Exercise requirements: No images are to be carried over; print all other material exactly as it stands.

--- BEGIN Given data ---

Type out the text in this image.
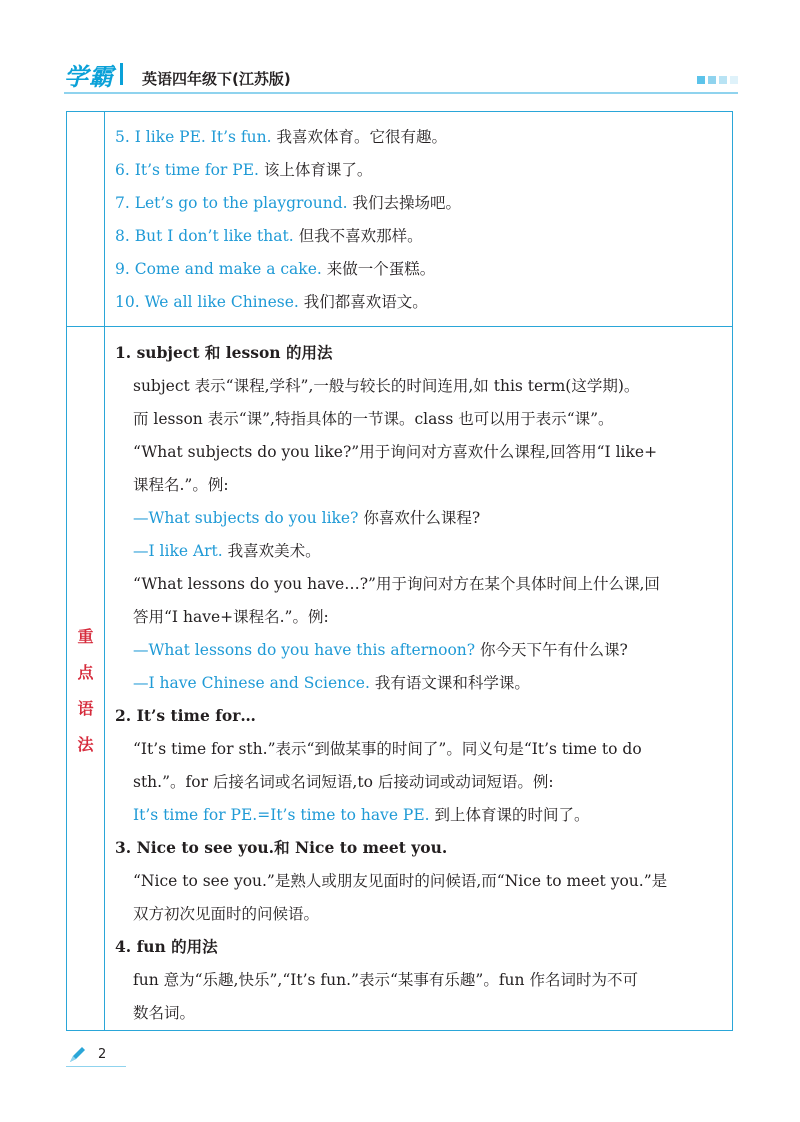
学霸 英语四年级下(江苏版)
5. I like PE. It’s fun. 我喜欢体育。它很有趣。
6. It’s time for PE. 该上体育课了。
7. Let’s go to the playground. 我们去操场吧。
8. But I don’t like that. 但我不喜欢那样。
9. Come and make a cake. 来做一个蛋糕。
10. We all like Chinese. 我们都喜欢语文。
重
点
语
法
1. subject 和 lesson 的用法
subject 表示“课程,学科”,一般与较长的时间连用,如 this term(这学期)。
而 lesson 表示“课”,特指具体的一节课。class 也可以用于表示“课”。
“What subjects do you like?”用于询问对方喜欢什么课程,回答用“I like+
课程名.”。例:
—What subjects do you like? 你喜欢什么课程?
—I like Art. 我喜欢美术。
“What lessons do you have…?”用于询问对方在某个具体时间上什么课,回
答用“I have+课程名.”。例:
—What lessons do you have this afternoon? 你今天下午有什么课?
—I have Chinese and Science. 我有语文课和科学课。
2. It’s time for…
“It’s time for sth.”表示“到做某事的时间了”。同义句是“It’s time to do
sth.”。for 后接名词或名词短语,to 后接动词或动词短语。例:
It’s time for PE.=It’s time to have PE. 到上体育课的时间了。
3. Nice to see you.和 Nice to meet you.
“Nice to see you.”是熟人或朋友见面时的问候语,而“Nice to meet you.”是
双方初次见面时的问候语。
4. fun 的用法
fun 意为“乐趣,快乐”,“It’s fun.”表示“某事有乐趣”。fun 作名词时为不可
数名词。
2
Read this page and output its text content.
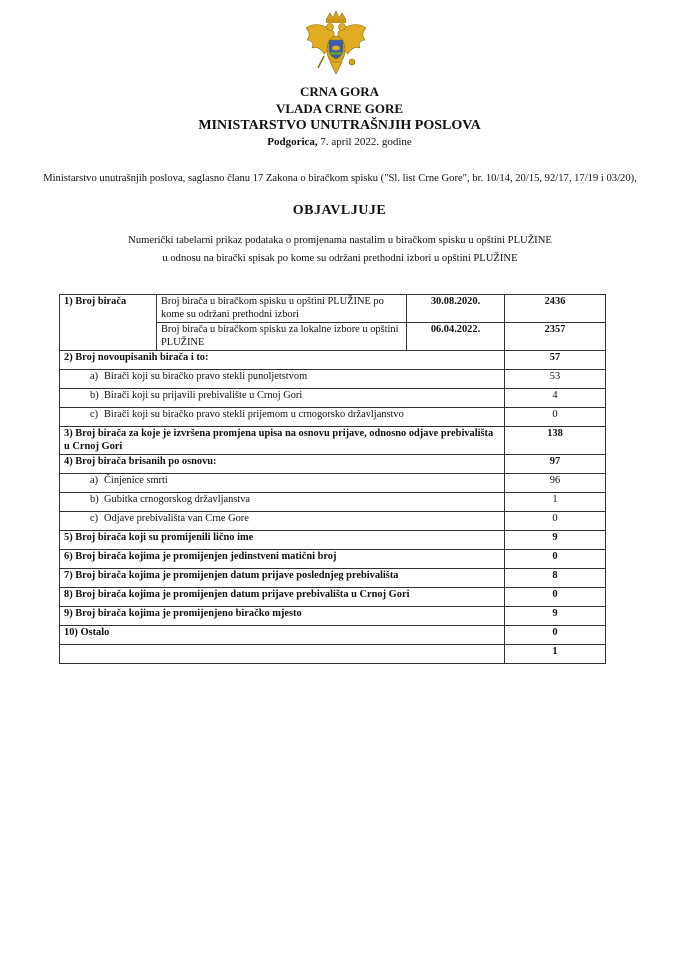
CRNA GORA
VLADA CRNE GORE
MINISTARSTVO UNUTRAŠNJIH POSLOVA
Podgorica, 7. april 2022. godine
Ministarstvo unutrašnjih poslova, saglasno članu 17 Zakona o biračkom spisku ("Sl. list Crne Gore", br. 10/14, 20/15, 92/17, 17/19 i 03/20),
OBJAVLJUJE
Numerički tabelarni prikaz podataka o promjenama nastalim u biračkom spisku u opštini PLUŽINE
u odnosu na birački spisak po kome su održani prethodni izbori u opštini PLUŽINE
1) Broj birača	Broj birača u biračkom spisku u opštini PLUŽINE po kome su održani prethodni izbori	30.08.2020.	2436
	Broj birača u biračkom spisku za lokalne izbore u opštini PLUŽINE	06.04.2022.	2357
2) Broj novoupisanih birača i to:			57
a) Birači koji su biračko pravo stekli punoljetstvom			53
b) Birači koji su prijavili prebivalište u Crnoj Gori			4
c) Birači koji su biračko pravo stekli prijemom u crnogorsko državljanstvo			0
3) Broj birača za koje je izvršena promjena upisa na osnovu prijave, odnosno odjave prebivališta u Crnoj Gori			138
4) Broj birača brisanih po osnovu:			97
a) Činjenice smrti			96
b) Gubitka crnogorskog državljanstva			1
c) Odjave prebivališta van Crne Gore			0
5) Broj birača koji su promijenili lično ime			9
6) Broj birača kojima je promijenjen jedinstveni matični broj			0
7) Broj birača kojima je promijenjen datum prijave poslednjeg prebivališta			8
8) Broj birača kojima je promijenjen datum prijave prebivališta u Crnoj Gori			0
9) Broj birača kojima je promijenjeno biračko mjesto			9
10) Ostalo			0
			1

--- END Given data ---

The answer:
Type out the text in this image.
学霸 英语四年级下(江苏版)
5. I like PE. It’s fun. 我喜欢体育。它很有趣。
6. It’s time for PE. 该上体育课了。
7. Let’s go to the playground. 我们去操场吧。
8. But I don’t like that. 但我不喜欢那样。
9. Come and make a cake. 来做一个蛋糕。
10. We all like Chinese. 我们都喜欢语文。
重
点
语
法
1. subject 和 lesson 的用法
subject 表示“课程,学科”,一般与较长的时间连用,如 this term(这学期)。
而 lesson 表示“课”,特指具体的一节课。class 也可以用于表示“课”。
“What subjects do you like?”用于询问对方喜欢什么课程,回答用“I like+
课程名.”。例:
—What subjects do you like? 你喜欢什么课程?
—I like Art. 我喜欢美术。
“What lessons do you have…?”用于询问对方在某个具体时间上什么课,回
答用“I have+课程名.”。例:
—What lessons do you have this afternoon? 你今天下午有什么课?
—I have Chinese and Science. 我有语文课和科学课。
2. It’s time for…
“It’s time for sth.”表示“到做某事的时间了”。同义句是“It’s time to do
sth.”。for 后接名词或名词短语,to 后接动词或动词短语。例:
It’s time for PE.=It’s time to have PE. 到上体育课的时间了。
3. Nice to see you.和 Nice to meet you.
“Nice to see you.”是熟人或朋友见面时的问候语,而“Nice to meet you.”是
双方初次见面时的问候语。
4. fun 的用法
fun 意为“乐趣,快乐”,“It’s fun.”表示“某事有乐趣”。fun 作名词时为不可
数名词。
2
Read this page and output its text content.
CRNA GORA
VLADA CRNE GORE
MINISTARSTVO UNUTRAŠNJIH POSLOVA
Podgorica, 7. april 2022. godine
Ministarstvo unutrašnjih poslova, saglasno članu 17 Zakona o biračkom spisku ("Sl. list Crne Gore", br. 10/14, 20/15, 92/17, 17/19 i 03/20),
OBJAVLJUJE
Numerički tabelarni prikaz podataka o promjenama nastalim u biračkom spisku u opštini PLUŽINE
u odnosu na birački spisak po kome su održani prethodni izbori u opštini PLUŽINE
1) Broj birača	Broj birača u biračkom spisku u opštini PLUŽINE po kome su održani prethodni izbori	30.08.2020.	2436
	Broj birača u biračkom spisku za lokalne izbore u opštini PLUŽINE	06.04.2022.	2357
2) Broj novoupisanih birača i to:			57
a) Birači koji su biračko pravo stekli punoljetstvom			53
b) Birači koji su prijavili prebivalište u Crnoj Gori			4
c) Birači koji su biračko pravo stekli prijemom u crnogorsko državljanstvo			0
3) Broj birača za koje je izvršena promjena upisa na osnovu prijave, odnosno odjave prebivališta u Crnoj Gori			138
4) Broj birača brisanih po osnovu:			97
a) Činjenice smrti			96
b) Gubitka crnogorskog državljanstva			1
c) Odjave prebivališta van Crne Gore			0
5) Broj birača koji su promijenili lično ime			9
6) Broj birača kojima je promijenjen jedinstveni matični broj			0
7) Broj birača kojima je promijenjen datum prijave poslednjeg prebivališta			8
8) Broj birača kojima je promijenjen datum prijave prebivališta u Crnoj Gori			0
9) Broj birača kojima je promijenjeno biračko mjesto			9
10) Ostalo			0
			1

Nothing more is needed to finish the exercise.